>> start Material to process

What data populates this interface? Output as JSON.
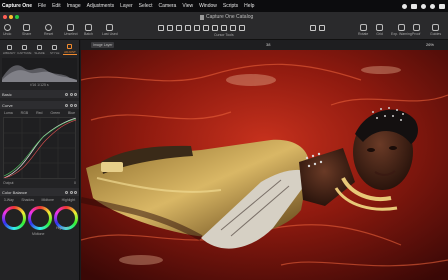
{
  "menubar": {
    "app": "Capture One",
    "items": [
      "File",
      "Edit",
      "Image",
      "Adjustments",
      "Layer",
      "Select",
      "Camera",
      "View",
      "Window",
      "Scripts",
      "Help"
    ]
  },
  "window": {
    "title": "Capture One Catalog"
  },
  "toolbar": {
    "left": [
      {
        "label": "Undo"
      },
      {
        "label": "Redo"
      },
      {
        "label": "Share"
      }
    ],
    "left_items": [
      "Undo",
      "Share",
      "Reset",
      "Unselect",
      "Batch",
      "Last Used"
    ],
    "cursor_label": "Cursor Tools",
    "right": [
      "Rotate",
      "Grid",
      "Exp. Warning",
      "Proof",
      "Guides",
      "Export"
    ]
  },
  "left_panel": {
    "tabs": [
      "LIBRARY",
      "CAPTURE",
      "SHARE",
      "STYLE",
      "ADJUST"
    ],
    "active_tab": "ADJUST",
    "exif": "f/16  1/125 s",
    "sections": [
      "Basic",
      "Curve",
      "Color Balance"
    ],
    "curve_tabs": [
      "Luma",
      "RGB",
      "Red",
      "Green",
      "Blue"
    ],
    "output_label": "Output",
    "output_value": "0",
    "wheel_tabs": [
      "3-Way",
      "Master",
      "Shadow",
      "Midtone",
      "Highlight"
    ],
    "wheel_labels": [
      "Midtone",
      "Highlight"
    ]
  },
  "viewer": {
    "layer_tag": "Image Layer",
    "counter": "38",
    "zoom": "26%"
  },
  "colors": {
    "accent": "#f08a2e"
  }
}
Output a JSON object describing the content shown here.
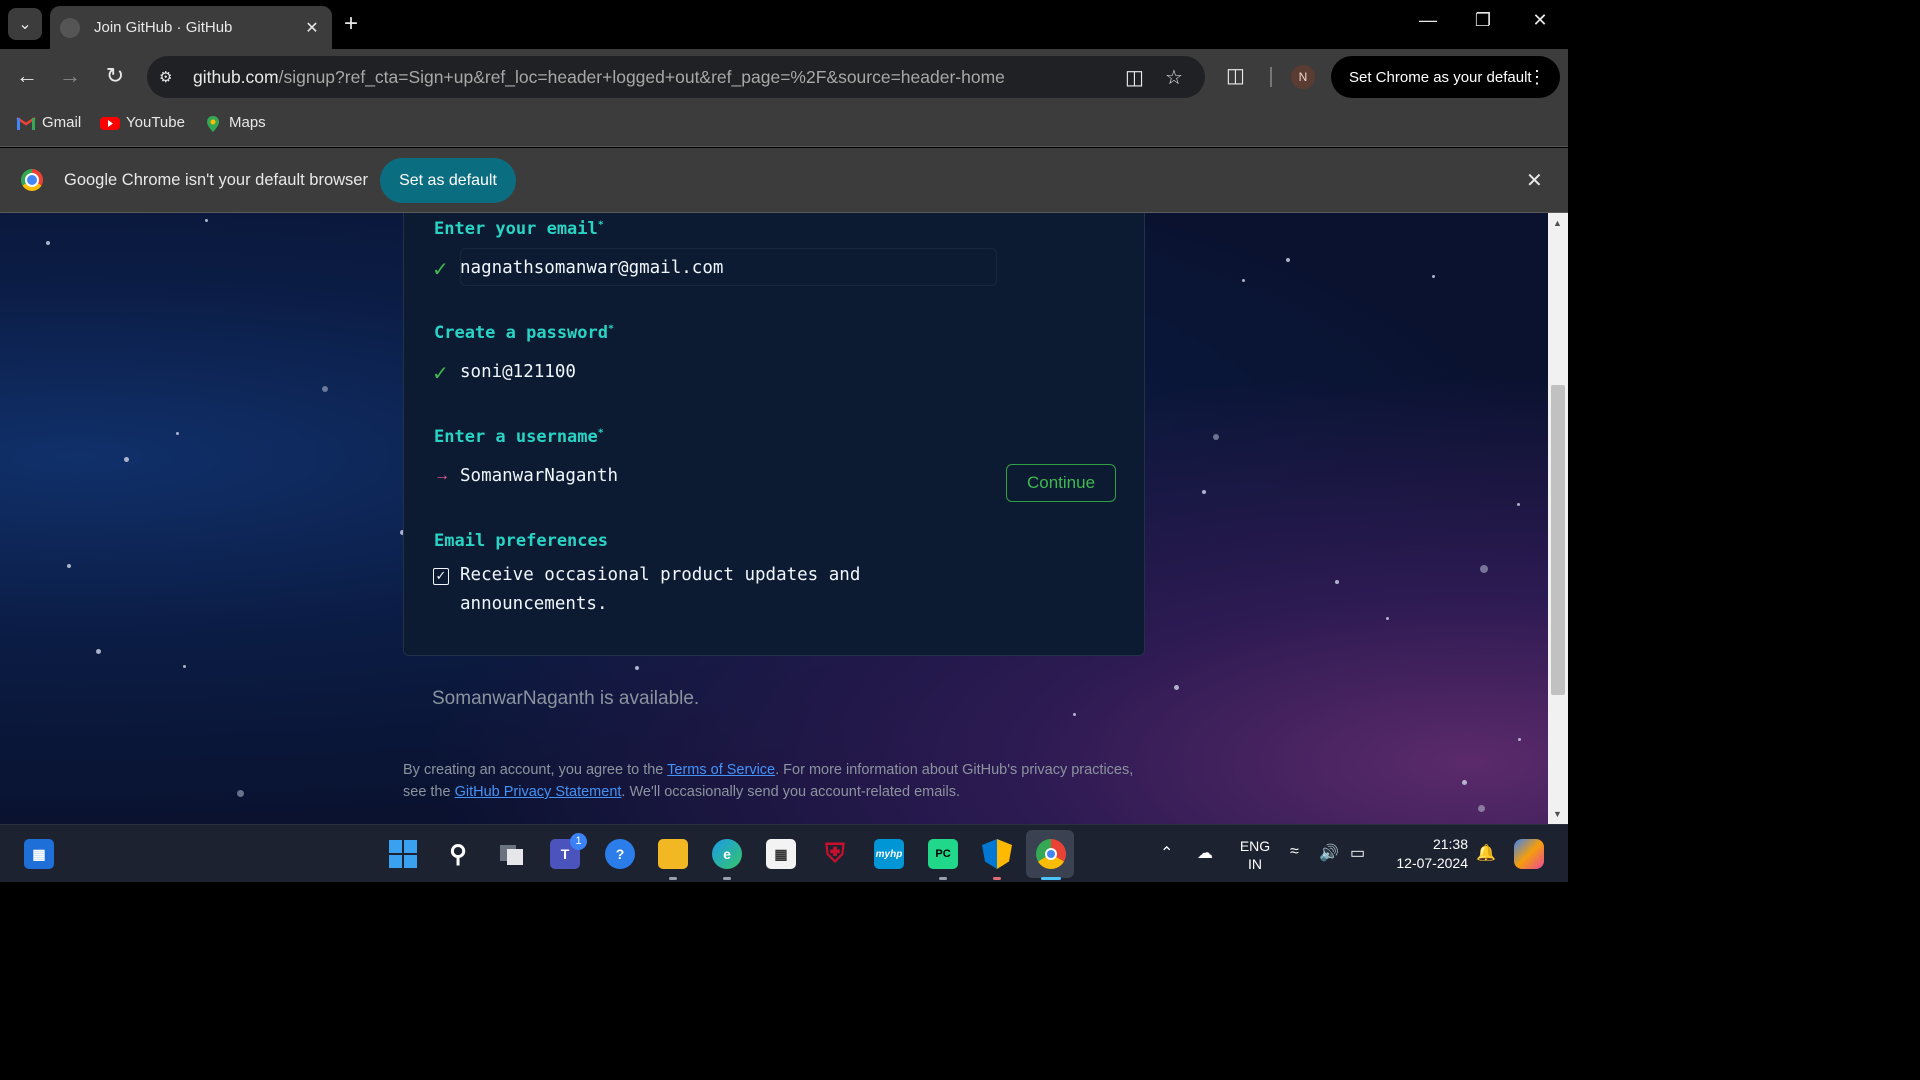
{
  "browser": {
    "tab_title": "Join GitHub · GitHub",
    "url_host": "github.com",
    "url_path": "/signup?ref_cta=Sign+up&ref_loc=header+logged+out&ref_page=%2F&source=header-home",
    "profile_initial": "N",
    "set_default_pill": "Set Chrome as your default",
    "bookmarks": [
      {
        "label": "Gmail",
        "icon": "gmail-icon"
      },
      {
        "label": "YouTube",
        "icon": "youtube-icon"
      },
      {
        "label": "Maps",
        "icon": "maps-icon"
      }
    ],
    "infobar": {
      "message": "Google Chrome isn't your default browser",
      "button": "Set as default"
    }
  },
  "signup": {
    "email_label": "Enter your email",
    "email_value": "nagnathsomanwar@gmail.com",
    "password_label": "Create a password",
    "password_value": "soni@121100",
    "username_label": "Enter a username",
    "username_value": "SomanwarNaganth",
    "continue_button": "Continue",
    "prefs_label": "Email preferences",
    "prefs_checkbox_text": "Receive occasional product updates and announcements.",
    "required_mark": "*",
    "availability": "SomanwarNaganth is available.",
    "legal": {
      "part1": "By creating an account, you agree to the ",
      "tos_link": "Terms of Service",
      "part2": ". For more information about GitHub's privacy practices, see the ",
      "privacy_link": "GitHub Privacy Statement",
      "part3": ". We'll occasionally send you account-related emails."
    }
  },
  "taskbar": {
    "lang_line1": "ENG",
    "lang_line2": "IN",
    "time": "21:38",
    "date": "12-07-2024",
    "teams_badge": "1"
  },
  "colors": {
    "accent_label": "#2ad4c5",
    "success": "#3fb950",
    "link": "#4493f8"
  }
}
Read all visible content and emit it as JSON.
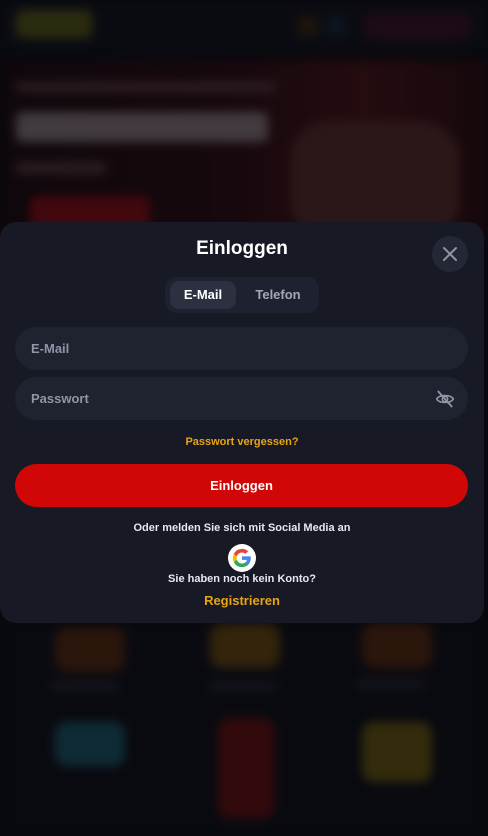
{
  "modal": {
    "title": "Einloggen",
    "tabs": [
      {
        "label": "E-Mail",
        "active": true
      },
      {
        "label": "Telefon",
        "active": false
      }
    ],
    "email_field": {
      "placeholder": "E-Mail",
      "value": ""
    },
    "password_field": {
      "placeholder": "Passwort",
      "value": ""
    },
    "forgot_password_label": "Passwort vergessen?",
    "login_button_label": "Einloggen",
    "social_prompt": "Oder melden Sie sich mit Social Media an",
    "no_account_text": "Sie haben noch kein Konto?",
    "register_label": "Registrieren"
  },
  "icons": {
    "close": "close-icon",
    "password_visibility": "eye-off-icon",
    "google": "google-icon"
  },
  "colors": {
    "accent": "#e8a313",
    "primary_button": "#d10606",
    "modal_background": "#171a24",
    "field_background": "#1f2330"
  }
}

>> end Material to process

What to work on:
Scan the data for the word "default" and copy every line where it shows up.

Written reply:
    "set_default_pill": "Set Chrome as your default",
      "message": "Google Chrome isn't your default browser",
      "button": "Set as default"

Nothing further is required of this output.